== Exercise directions ==
Return all of the lines below exactly as they are.

*****

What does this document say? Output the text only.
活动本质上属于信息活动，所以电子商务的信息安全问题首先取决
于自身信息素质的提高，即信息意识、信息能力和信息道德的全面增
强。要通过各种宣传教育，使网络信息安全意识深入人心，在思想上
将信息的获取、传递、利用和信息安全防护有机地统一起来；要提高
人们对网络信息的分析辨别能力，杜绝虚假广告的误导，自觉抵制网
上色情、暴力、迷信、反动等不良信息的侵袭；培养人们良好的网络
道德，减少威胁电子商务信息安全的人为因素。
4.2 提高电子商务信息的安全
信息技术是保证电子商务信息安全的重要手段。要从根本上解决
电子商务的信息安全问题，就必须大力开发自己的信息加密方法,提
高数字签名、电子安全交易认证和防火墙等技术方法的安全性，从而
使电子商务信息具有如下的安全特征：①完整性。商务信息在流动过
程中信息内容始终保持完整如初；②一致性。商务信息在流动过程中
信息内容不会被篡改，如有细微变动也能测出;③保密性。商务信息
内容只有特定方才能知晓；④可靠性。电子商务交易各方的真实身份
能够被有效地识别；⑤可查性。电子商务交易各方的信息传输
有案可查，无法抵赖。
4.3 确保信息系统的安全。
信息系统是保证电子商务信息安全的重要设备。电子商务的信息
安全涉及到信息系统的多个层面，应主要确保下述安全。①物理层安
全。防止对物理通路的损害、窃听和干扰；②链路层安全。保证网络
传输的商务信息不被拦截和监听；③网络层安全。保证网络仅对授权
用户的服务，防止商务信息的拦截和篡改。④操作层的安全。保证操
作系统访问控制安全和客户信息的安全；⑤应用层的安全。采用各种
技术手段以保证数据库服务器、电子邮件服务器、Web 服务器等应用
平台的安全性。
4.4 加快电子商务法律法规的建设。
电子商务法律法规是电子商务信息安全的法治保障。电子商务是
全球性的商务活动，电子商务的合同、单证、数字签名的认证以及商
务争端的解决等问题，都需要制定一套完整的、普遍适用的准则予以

*****

== Answer to the exercise ==
What does this document say? Output the text only.
活动本质上属于信息活动，所以电子商务的信息安全问题首先取决
于自身信息素质的提高，即信息意识、信息能力和信息道德的全面增
强。要通过各种宣传教育，使网络信息安全意识深入人心，在思想上
将信息的获取、传递、利用和信息安全防护有机地统一起来；要提高
人们对网络信息的分析辨别能力，杜绝虚假广告的误导，自觉抵制网
上色情、暴力、迷信、反动等不良信息的侵袭；培养人们良好的网络
道德，减少威胁电子商务信息安全的人为因素。
4.2 提高电子商务信息的安全
信息技术是保证电子商务信息安全的重要手段。要从根本上解决
电子商务的信息安全问题，就必须大力开发自己的信息加密方法,提
高数字签名、电子安全交易认证和防火墙等技术方法的安全性，从而
使电子商务信息具有如下的安全特征：①完整性。商务信息在流动过
程中信息内容始终保持完整如初；②一致性。商务信息在流动过程中
信息内容不会被篡改，如有细微变动也能测出;③保密性。商务信息
内容只有特定方才能知晓；④可靠性。电子商务交易各方的真实身份
能够被有效地识别；⑤可查性。电子商务交易各方的信息传输
有案可查，无法抵赖。
4.3 确保信息系统的安全。
信息系统是保证电子商务信息安全的重要设备。电子商务的信息
安全涉及到信息系统的多个层面，应主要确保下述安全。①物理层安
全。防止对物理通路的损害、窃听和干扰；②链路层安全。保证网络
传输的商务信息不被拦截和监听；③网络层安全。保证网络仅对授权
用户的服务，防止商务信息的拦截和篡改。④操作层的安全。保证操
作系统访问控制安全和客户信息的安全；⑤应用层的安全。采用各种
技术手段以保证数据库服务器、电子邮件服务器、Web 服务器等应用
平台的安全性。
4.4 加快电子商务法律法规的建设。
电子商务法律法规是电子商务信息安全的法治保障。电子商务是
全球性的商务活动，电子商务的合同、单证、数字签名的认证以及商
务争端的解决等问题，都需要制定一套完整的、普遍适用的准则予以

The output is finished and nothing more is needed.